* What needs to be done
Please output every line of the material as it stands, without the pictures.
-- Start Data to process --
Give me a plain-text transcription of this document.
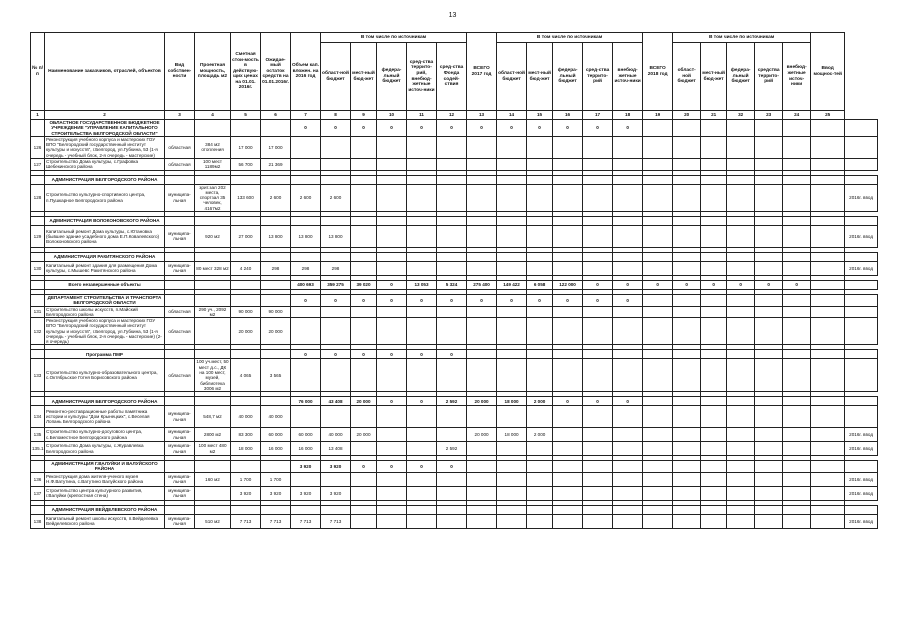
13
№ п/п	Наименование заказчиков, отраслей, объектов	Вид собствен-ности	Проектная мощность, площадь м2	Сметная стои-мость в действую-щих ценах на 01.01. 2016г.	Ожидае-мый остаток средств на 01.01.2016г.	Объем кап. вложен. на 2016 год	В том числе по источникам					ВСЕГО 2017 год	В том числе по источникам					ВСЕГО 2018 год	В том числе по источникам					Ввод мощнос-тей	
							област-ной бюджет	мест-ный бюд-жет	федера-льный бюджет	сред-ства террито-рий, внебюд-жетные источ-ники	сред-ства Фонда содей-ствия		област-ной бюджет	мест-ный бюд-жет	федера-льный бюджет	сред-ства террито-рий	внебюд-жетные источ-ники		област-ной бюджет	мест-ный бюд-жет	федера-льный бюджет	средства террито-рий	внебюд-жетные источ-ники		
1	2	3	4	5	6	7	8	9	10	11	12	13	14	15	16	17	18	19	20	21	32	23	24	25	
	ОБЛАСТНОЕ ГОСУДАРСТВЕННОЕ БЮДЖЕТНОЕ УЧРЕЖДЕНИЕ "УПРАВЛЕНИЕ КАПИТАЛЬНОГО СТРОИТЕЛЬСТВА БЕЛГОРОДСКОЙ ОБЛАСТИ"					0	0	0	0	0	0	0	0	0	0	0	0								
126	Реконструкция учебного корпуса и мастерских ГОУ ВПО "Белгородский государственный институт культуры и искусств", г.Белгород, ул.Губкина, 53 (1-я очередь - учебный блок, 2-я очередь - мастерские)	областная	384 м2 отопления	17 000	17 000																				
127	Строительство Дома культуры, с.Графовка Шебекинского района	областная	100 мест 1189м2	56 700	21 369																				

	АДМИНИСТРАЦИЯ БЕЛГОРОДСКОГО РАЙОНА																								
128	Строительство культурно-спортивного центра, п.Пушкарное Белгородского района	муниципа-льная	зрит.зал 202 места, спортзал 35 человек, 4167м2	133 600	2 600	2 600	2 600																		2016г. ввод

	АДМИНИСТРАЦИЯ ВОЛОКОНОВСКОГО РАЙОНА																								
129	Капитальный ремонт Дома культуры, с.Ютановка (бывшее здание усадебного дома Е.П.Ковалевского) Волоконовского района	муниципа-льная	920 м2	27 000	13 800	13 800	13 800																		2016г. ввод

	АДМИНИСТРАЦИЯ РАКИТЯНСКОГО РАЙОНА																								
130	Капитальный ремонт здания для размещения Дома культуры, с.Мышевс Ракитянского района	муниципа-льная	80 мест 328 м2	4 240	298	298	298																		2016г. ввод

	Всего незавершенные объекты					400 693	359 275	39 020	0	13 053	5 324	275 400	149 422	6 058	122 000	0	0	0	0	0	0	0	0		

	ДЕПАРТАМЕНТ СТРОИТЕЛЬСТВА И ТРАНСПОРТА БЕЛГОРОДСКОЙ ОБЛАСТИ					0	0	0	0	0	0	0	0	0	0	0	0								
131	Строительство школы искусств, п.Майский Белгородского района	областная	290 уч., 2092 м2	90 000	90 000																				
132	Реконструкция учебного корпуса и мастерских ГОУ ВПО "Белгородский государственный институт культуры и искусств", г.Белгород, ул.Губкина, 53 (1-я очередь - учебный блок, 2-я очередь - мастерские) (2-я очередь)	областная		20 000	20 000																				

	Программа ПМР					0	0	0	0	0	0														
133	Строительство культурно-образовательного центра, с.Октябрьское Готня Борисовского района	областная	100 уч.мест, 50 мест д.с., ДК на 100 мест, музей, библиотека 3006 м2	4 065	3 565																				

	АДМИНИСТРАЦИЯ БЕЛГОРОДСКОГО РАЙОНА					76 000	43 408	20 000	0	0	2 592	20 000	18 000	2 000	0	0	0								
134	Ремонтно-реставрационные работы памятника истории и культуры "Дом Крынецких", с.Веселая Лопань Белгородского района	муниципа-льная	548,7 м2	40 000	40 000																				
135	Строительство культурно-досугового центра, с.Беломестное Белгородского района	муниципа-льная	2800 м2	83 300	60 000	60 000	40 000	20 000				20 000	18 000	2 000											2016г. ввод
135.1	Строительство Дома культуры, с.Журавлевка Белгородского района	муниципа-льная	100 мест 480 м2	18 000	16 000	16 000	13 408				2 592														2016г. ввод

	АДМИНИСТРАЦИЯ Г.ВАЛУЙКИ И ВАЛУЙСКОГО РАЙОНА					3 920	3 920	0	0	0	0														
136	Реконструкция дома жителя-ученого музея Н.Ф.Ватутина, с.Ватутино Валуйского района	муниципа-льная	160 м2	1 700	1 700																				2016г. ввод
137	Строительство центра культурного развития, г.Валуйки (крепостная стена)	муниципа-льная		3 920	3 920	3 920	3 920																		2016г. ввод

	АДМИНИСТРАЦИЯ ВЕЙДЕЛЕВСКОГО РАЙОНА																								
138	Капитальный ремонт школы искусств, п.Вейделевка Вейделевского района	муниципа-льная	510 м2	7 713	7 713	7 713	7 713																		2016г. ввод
-- End Data to process --
* Problem solution
Give me a plain-text transcription of this document.
13
№ п/п	Наименование заказчиков, отраслей, объектов	Вид собствен-ности	Проектная мощность, площадь м2	Сметная стои-мость в действую-щих ценах на 01.01. 2016г.	Ожидае-мый остаток средств на 01.01.2016г.	Объем кап. вложен. на 2016 год	В том числе по источникам					ВСЕГО 2017 год	В том числе по источникам					ВСЕГО 2018 год	В том числе по источникам					Ввод мощнос-тей	
							област-ной бюджет	мест-ный бюд-жет	федера-льный бюджет	сред-ства террито-рий, внебюд-жетные источ-ники	сред-ства Фонда содей-ствия		област-ной бюджет	мест-ный бюд-жет	федера-льный бюджет	сред-ства террито-рий	внебюд-жетные источ-ники		област-ной бюджет	мест-ный бюд-жет	федера-льный бюджет	средства террито-рий	внебюд-жетные источ-ники		
1	2	3	4	5	6	7	8	9	10	11	12	13	14	15	16	17	18	19	20	21	32	23	24	25	
	ОБЛАСТНОЕ ГОСУДАРСТВЕННОЕ БЮДЖЕТНОЕ УЧРЕЖДЕНИЕ "УПРАВЛЕНИЕ КАПИТАЛЬНОГО СТРОИТЕЛЬСТВА БЕЛГОРОДСКОЙ ОБЛАСТИ"					0	0	0	0	0	0	0	0	0	0	0	0								
126	Реконструкция учебного корпуса и мастерских ГОУ ВПО "Белгородский государственный институт культуры и искусств", г.Белгород, ул.Губкина, 53 (1-я очередь - учебный блок, 2-я очередь - мастерские)	областная	384 м2 отопления	17 000	17 000																				
127	Строительство Дома культуры, с.Графовка Шебекинского района	областная	100 мест 1189м2	56 700	21 369																				

	АДМИНИСТРАЦИЯ БЕЛГОРОДСКОГО РАЙОНА																								
128	Строительство культурно-спортивного центра, п.Пушкарное Белгородского района	муниципа-льная	зрит.зал 202 места, спортзал 35 человек, 4167м2	133 600	2 600	2 600	2 600																		2016г. ввод

	АДМИНИСТРАЦИЯ ВОЛОКОНОВСКОГО РАЙОНА																								
129	Капитальный ремонт Дома культуры, с.Ютановка (бывшее здание усадебного дома Е.П.Ковалевского) Волоконовского района	муниципа-льная	920 м2	27 000	13 800	13 800	13 800																		2016г. ввод

	АДМИНИСТРАЦИЯ РАКИТЯНСКОГО РАЙОНА																								
130	Капитальный ремонт здания для размещения Дома культуры, с.Мышевс Ракитянского района	муниципа-льная	80 мест 328 м2	4 240	298	298	298																		2016г. ввод

	Всего незавершенные объекты					400 693	359 275	39 020	0	13 053	5 324	275 400	149 422	6 058	122 000	0	0	0	0	0	0	0	0		

	ДЕПАРТАМЕНТ СТРОИТЕЛЬСТВА И ТРАНСПОРТА БЕЛГОРОДСКОЙ ОБЛАСТИ					0	0	0	0	0	0	0	0	0	0	0	0								
131	Строительство школы искусств, п.Майский Белгородского района	областная	290 уч., 2092 м2	90 000	90 000																				
132	Реконструкция учебного корпуса и мастерских ГОУ ВПО "Белгородский государственный институт культуры и искусств", г.Белгород, ул.Губкина, 53 (1-я очередь - учебный блок, 2-я очередь - мастерские) (2-я очередь)	областная		20 000	20 000																				

	Программа ПМР					0	0	0	0	0	0														
133	Строительство культурно-образовательного центра, с.Октябрьское Готня Борисовского района	областная	100 уч.мест, 50 мест д.с., ДК на 100 мест, музей, библиотека 3006 м2	4 065	3 565																				

	АДМИНИСТРАЦИЯ БЕЛГОРОДСКОГО РАЙОНА					76 000	43 408	20 000	0	0	2 592	20 000	18 000	2 000	0	0	0								
134	Ремонтно-реставрационные работы памятника истории и культуры "Дом Крынецких", с.Веселая Лопань Белгородского района	муниципа-льная	548,7 м2	40 000	40 000																				
135	Строительство культурно-досугового центра, с.Беломестное Белгородского района	муниципа-льная	2800 м2	83 300	60 000	60 000	40 000	20 000				20 000	18 000	2 000											2016г. ввод
135.1	Строительство Дома культуры, с.Журавлевка Белгородского района	муниципа-льная	100 мест 480 м2	18 000	16 000	16 000	13 408				2 592														2016г. ввод

	АДМИНИСТРАЦИЯ Г.ВАЛУЙКИ И ВАЛУЙСКОГО РАЙОНА					3 920	3 920	0	0	0	0														
136	Реконструкция дома жителя-ученого музея Н.Ф.Ватутина, с.Ватутино Валуйского района	муниципа-льная	160 м2	1 700	1 700																				2016г. ввод
137	Строительство центра культурного развития, г.Валуйки (крепостная стена)	муниципа-льная		3 920	3 920	3 920	3 920																		2016г. ввод

	АДМИНИСТРАЦИЯ ВЕЙДЕЛЕВСКОГО РАЙОНА																								
138	Капитальный ремонт школы искусств, п.Вейделевка Вейделевского района	муниципа-льная	510 м2	7 713	7 713	7 713	7 713																		2016г. ввод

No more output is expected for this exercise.